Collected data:
+ + + +

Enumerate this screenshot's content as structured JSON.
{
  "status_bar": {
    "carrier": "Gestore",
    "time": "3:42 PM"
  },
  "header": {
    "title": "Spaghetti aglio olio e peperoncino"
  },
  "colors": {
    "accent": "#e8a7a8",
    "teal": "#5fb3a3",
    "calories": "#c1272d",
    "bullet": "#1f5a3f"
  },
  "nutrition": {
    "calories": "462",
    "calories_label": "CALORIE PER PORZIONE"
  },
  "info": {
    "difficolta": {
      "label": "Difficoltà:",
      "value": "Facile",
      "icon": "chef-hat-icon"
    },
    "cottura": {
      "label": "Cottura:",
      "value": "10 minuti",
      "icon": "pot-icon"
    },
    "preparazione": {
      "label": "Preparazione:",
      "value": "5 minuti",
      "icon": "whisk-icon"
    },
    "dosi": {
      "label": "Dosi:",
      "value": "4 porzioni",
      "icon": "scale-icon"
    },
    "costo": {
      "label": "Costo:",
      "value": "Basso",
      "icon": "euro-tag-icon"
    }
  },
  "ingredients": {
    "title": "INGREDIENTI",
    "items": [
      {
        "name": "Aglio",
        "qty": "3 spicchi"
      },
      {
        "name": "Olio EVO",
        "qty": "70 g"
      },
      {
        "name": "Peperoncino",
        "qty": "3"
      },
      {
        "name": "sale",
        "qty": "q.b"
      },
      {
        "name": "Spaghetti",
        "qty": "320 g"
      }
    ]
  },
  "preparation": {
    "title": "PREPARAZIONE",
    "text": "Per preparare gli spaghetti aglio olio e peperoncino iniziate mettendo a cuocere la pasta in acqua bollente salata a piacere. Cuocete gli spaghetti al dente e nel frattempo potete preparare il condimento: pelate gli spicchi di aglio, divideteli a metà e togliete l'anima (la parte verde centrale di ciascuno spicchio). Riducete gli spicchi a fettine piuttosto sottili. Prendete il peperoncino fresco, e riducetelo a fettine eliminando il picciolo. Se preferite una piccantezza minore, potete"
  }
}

+ + + +

Instruction:
Each entry above needs to be retyped exactly.

Result for this task:
Enumerate this screenshot's content as structured JSON.
{
  "status_bar": {
    "carrier": "Gestore",
    "time": "3:42 PM"
  },
  "header": {
    "title": "Spaghetti aglio olio e peperoncino"
  },
  "colors": {
    "accent": "#e8a7a8",
    "teal": "#5fb3a3",
    "calories": "#c1272d",
    "bullet": "#1f5a3f"
  },
  "nutrition": {
    "calories": "462",
    "calories_label": "CALORIE PER PORZIONE"
  },
  "info": {
    "difficolta": {
      "label": "Difficoltà:",
      "value": "Facile",
      "icon": "chef-hat-icon"
    },
    "cottura": {
      "label": "Cottura:",
      "value": "10 minuti",
      "icon": "pot-icon"
    },
    "preparazione": {
      "label": "Preparazione:",
      "value": "5 minuti",
      "icon": "whisk-icon"
    },
    "dosi": {
      "label": "Dosi:",
      "value": "4 porzioni",
      "icon": "scale-icon"
    },
    "costo": {
      "label": "Costo:",
      "value": "Basso",
      "icon": "euro-tag-icon"
    }
  },
  "ingredients": {
    "title": "INGREDIENTI",
    "items": [
      {
        "name": "Aglio",
        "qty": "3 spicchi"
      },
      {
        "name": "Olio EVO",
        "qty": "70 g"
      },
      {
        "name": "Peperoncino",
        "qty": "3"
      },
      {
        "name": "sale",
        "qty": "q.b"
      },
      {
        "name": "Spaghetti",
        "qty": "320 g"
      }
    ]
  },
  "preparation": {
    "title": "PREPARAZIONE",
    "text": "Per preparare gli spaghetti aglio olio e peperoncino iniziate mettendo a cuocere la pasta in acqua bollente salata a piacere. Cuocete gli spaghetti al dente e nel frattempo potete preparare il condimento: pelate gli spicchi di aglio, divideteli a metà e togliete l'anima (la parte verde centrale di ciascuno spicchio). Riducete gli spicchi a fettine piuttosto sottili. Prendete il peperoncino fresco, e riducetelo a fettine eliminando il picciolo. Se preferite una piccantezza minore, potete"
  }
}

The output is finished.